### Aim of the exercise
Looking through the records below, please work out how many lines contain "Read". Give only that number.

### Records from a collection of figures

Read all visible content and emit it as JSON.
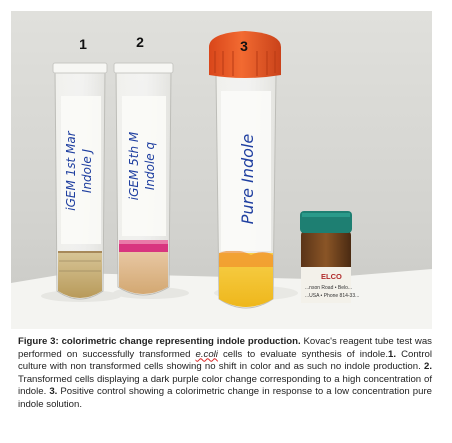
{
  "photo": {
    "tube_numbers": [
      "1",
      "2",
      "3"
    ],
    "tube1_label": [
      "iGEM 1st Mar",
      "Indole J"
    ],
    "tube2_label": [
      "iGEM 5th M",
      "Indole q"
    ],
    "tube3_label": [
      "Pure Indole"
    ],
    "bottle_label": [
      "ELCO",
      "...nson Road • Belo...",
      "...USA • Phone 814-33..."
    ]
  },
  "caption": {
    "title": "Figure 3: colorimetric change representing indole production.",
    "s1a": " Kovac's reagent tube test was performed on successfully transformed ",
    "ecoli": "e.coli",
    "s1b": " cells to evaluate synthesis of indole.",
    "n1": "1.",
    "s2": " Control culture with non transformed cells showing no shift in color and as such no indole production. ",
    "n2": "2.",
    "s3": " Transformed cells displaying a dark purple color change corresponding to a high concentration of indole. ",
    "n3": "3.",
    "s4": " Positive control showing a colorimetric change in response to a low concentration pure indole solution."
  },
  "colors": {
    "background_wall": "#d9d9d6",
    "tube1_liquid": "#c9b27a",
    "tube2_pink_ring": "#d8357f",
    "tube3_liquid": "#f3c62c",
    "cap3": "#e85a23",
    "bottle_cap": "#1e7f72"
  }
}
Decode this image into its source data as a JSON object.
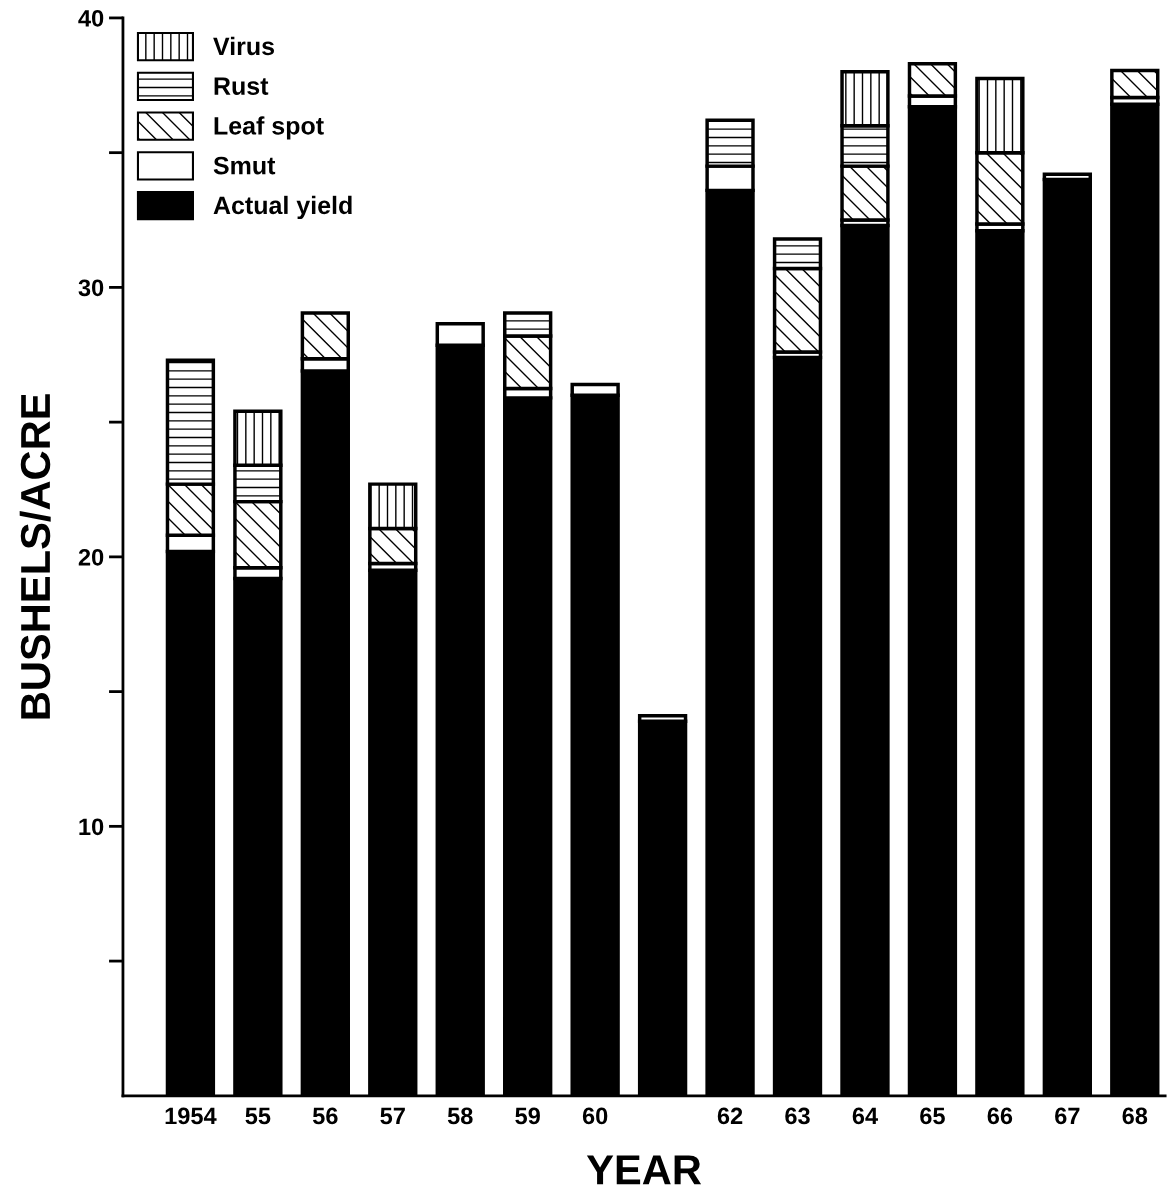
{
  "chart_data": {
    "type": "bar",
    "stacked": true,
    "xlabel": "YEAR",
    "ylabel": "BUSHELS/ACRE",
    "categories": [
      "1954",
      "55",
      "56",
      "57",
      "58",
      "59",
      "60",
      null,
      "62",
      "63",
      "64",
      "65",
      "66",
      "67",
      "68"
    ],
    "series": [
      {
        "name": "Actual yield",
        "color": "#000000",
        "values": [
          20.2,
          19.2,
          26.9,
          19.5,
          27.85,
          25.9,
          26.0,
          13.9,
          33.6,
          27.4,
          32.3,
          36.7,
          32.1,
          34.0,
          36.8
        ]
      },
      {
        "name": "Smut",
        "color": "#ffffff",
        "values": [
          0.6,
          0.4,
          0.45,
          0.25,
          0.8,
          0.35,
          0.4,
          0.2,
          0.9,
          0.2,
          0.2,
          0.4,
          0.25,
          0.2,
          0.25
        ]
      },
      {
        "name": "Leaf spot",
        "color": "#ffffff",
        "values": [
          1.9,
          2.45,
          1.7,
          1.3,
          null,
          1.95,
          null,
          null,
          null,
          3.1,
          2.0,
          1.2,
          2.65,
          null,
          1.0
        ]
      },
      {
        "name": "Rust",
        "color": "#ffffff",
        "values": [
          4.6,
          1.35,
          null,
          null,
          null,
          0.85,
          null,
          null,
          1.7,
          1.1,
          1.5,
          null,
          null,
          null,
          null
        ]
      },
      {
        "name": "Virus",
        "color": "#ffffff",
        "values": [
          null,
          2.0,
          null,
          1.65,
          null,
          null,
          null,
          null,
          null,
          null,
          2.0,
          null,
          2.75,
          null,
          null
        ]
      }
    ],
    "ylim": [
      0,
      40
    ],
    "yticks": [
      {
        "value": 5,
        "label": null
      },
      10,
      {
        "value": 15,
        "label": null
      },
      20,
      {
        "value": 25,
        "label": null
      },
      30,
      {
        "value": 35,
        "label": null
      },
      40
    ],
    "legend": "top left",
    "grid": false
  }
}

* * *

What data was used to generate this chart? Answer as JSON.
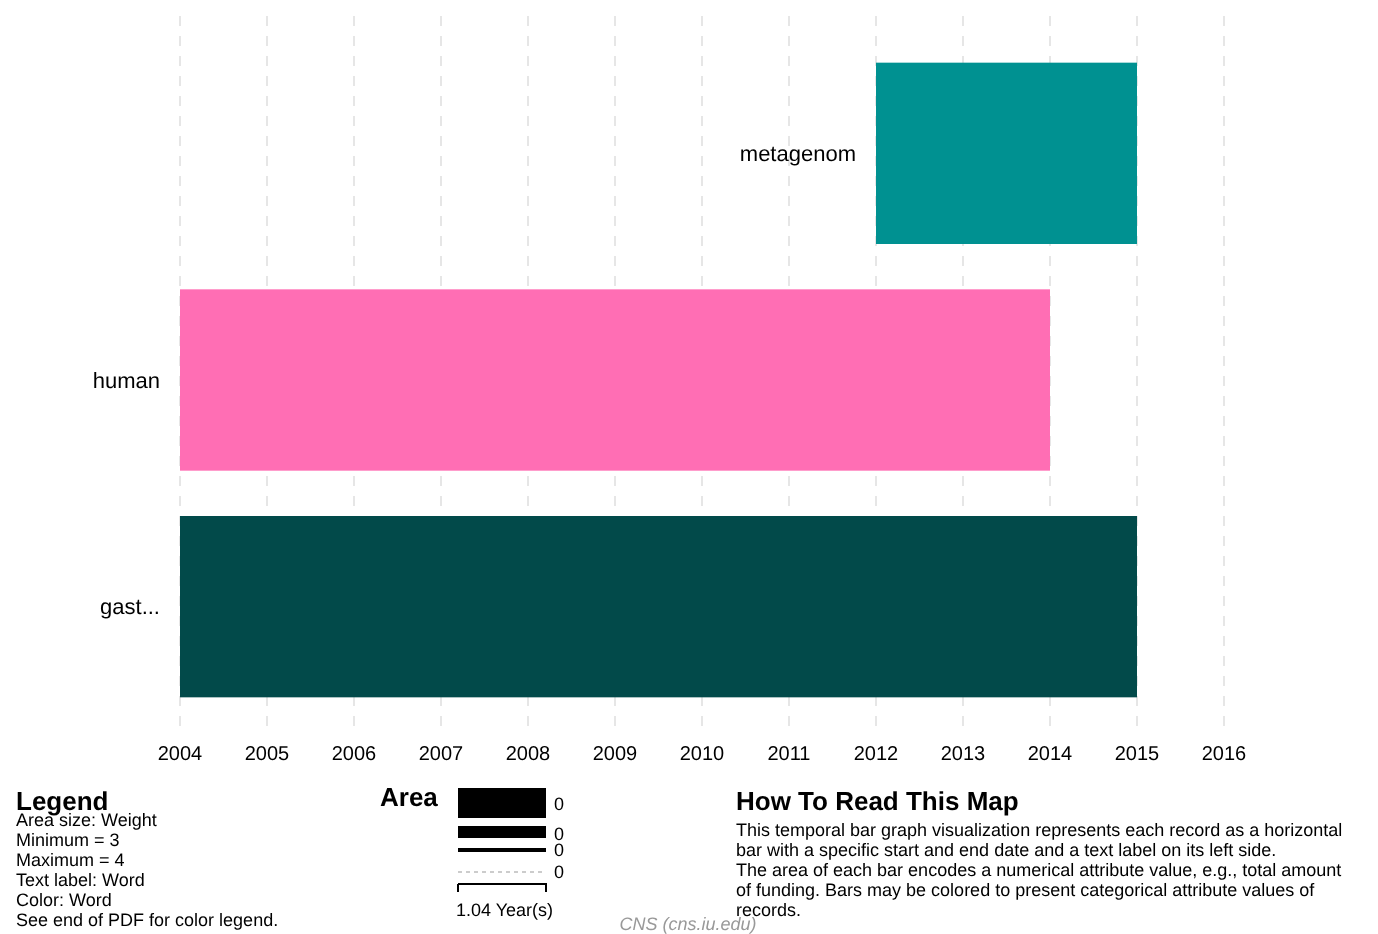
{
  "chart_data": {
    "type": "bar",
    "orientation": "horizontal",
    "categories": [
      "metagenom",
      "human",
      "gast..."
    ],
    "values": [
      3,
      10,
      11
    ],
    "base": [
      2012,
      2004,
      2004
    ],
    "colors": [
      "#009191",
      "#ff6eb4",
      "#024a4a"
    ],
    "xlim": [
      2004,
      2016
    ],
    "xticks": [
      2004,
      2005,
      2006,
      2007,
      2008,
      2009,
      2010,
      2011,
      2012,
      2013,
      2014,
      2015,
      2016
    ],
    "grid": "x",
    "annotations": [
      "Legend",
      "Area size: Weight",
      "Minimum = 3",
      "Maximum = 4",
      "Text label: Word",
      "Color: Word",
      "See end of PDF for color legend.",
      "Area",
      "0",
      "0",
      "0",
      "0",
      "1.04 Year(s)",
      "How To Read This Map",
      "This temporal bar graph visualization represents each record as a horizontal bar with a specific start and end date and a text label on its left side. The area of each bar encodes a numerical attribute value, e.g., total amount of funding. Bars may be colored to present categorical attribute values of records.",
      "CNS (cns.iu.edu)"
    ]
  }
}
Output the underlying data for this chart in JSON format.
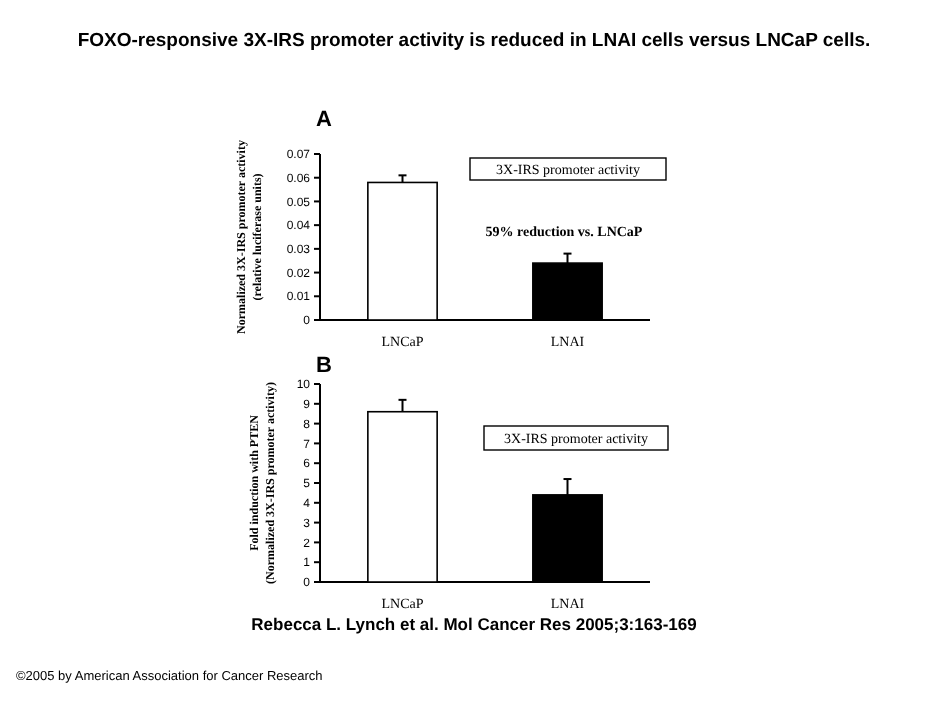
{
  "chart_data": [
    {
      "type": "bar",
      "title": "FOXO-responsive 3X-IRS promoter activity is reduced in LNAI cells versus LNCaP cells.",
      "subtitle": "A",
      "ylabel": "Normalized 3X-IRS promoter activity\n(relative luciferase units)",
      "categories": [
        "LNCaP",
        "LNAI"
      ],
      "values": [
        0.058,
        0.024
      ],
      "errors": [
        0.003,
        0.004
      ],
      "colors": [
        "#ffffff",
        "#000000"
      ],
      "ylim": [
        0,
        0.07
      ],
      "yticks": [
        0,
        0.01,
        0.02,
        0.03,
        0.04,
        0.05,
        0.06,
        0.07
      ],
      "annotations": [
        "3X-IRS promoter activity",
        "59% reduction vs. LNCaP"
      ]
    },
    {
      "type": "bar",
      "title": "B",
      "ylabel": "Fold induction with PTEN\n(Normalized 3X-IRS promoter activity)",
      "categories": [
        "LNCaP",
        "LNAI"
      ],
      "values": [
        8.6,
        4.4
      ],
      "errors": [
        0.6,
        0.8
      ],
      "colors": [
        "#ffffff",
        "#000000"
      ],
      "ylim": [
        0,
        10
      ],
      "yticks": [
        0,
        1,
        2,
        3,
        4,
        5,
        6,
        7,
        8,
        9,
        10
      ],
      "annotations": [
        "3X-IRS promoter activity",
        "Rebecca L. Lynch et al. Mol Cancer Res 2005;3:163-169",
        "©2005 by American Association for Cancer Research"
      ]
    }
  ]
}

### The answer
2